- WHAT IS BEING ASKED
Examine the material below. Gather every line in which the string "about" appears.

- MATERIAL FOR THIS EXERCISE
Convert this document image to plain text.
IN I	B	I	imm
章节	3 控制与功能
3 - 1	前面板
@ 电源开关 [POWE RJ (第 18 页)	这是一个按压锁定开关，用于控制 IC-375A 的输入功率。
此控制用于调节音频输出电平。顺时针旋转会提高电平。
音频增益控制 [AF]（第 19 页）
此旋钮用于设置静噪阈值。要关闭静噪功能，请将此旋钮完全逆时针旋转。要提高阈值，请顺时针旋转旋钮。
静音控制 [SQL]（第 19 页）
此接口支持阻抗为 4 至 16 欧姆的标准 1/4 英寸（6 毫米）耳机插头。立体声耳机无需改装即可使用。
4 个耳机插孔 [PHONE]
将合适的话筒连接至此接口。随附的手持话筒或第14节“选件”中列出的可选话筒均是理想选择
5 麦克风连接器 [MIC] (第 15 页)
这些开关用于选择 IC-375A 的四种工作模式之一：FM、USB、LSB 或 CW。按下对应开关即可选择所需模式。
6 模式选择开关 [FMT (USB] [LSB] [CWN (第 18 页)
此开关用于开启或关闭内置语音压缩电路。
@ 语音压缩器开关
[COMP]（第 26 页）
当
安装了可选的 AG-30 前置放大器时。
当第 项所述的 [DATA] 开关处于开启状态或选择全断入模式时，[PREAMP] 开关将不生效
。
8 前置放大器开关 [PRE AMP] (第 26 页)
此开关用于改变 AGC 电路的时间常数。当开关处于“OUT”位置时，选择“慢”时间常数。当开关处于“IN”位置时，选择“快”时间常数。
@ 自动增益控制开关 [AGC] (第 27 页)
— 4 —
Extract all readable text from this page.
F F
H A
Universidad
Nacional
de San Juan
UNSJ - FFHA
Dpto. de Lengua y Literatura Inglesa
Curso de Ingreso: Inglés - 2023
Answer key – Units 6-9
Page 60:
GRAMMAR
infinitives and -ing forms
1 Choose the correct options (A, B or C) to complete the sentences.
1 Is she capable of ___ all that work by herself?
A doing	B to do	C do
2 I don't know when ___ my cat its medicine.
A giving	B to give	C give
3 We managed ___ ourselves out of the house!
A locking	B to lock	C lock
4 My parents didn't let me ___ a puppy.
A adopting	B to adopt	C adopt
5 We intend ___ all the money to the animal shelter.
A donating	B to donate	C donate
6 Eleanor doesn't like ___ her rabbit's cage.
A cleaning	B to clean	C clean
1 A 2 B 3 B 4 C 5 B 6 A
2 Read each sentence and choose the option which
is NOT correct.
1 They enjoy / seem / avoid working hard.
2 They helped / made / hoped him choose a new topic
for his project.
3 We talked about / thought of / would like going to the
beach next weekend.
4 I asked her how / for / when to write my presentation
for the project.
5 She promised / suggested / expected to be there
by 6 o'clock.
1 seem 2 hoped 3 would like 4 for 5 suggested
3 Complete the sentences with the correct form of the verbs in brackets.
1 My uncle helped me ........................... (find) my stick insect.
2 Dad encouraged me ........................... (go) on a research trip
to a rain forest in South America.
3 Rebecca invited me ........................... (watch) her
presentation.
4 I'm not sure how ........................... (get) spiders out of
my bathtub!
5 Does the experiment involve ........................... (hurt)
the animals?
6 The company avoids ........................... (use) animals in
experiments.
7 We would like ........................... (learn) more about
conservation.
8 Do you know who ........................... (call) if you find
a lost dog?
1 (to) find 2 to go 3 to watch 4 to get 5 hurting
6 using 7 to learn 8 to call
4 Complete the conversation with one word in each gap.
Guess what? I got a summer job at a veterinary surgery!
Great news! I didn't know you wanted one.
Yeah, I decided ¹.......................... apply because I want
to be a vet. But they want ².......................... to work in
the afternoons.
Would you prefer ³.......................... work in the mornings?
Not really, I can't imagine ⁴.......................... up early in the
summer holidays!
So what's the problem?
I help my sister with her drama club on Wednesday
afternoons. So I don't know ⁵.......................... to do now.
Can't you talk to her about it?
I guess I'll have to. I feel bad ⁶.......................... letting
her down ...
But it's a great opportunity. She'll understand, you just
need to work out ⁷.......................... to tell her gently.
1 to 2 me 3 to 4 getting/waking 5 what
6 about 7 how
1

- REPLY
3 We talked about / thought of / would like going to the
7 We would like ........................... (learn) more about
Can't you talk to her about it?
6 about 7 how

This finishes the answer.